■ **INSTRUCTIONS TO FOLLOW**
What is the count of lines that hold the word "zoom"? Give only the number.

■ **SUPPLIED MATERIAL**
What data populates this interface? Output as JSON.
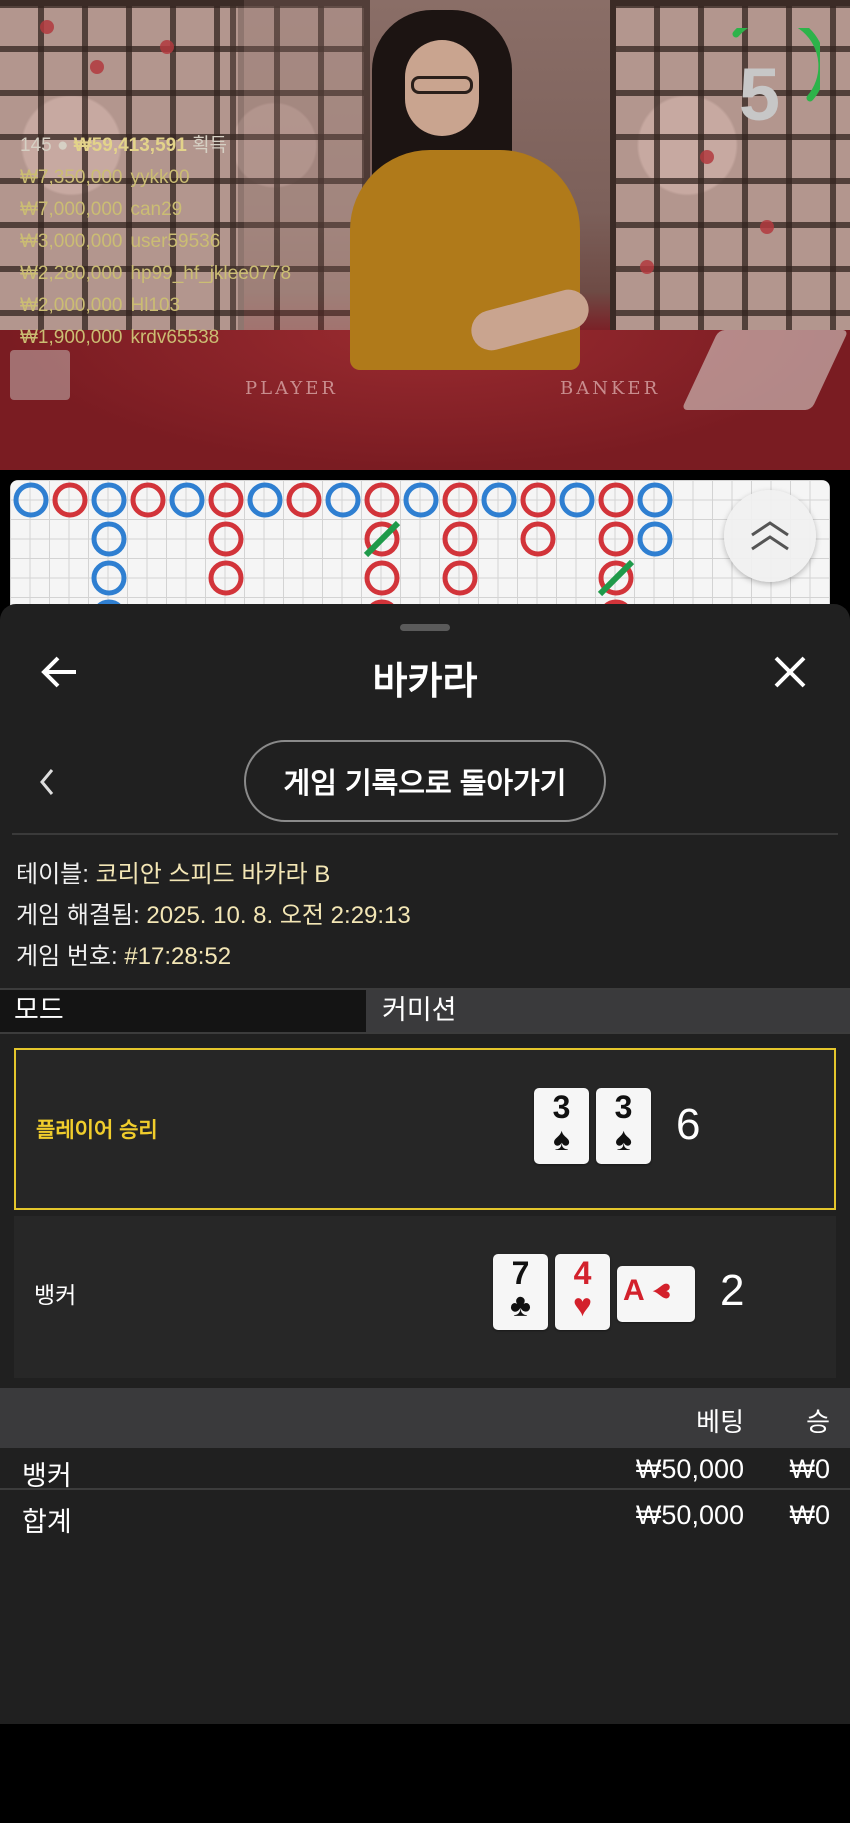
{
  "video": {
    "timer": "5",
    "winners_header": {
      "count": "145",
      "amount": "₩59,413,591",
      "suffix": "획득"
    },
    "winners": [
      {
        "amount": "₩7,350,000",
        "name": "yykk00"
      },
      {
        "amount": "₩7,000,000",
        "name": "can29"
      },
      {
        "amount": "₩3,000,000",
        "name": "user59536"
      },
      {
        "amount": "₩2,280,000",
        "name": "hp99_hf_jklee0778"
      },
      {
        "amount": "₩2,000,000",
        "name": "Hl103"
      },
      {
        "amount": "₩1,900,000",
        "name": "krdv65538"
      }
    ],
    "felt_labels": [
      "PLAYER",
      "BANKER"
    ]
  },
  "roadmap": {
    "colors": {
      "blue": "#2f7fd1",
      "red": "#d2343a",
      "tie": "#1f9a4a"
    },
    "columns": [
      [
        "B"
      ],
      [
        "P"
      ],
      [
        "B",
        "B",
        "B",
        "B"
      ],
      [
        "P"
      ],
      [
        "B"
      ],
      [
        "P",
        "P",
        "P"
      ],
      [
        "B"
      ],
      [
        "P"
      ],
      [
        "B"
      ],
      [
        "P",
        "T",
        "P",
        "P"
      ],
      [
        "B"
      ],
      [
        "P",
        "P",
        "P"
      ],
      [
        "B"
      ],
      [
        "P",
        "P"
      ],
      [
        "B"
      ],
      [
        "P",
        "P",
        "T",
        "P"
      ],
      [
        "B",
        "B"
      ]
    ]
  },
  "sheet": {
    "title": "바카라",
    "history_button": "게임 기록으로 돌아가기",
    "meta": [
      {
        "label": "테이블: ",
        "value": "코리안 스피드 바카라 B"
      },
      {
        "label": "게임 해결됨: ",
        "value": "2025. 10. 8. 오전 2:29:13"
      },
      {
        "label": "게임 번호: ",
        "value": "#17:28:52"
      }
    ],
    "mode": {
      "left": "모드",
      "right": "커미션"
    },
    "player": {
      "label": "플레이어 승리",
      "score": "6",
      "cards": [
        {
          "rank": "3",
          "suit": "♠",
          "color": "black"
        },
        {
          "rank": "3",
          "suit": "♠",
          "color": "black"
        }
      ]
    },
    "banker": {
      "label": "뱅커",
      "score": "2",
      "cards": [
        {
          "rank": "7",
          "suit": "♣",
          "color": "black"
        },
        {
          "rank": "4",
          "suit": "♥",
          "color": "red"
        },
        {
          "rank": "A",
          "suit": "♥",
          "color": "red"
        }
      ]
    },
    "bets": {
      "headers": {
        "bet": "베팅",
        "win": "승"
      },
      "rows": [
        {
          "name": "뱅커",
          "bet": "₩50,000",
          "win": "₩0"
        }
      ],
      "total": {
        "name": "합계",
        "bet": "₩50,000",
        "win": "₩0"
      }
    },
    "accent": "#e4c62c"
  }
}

==

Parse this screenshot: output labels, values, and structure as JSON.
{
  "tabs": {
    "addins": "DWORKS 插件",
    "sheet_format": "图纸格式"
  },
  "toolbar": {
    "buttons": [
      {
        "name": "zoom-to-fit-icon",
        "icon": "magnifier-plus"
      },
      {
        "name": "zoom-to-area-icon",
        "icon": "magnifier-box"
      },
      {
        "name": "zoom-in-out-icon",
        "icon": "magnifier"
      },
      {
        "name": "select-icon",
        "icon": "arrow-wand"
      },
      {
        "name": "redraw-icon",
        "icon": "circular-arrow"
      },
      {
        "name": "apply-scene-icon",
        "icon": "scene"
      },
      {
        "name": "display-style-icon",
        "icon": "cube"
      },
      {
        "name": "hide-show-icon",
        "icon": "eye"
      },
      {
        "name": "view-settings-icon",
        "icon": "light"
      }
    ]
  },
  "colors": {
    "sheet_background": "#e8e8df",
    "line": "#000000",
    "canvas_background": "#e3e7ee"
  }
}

■ **TASK ANSWER**
3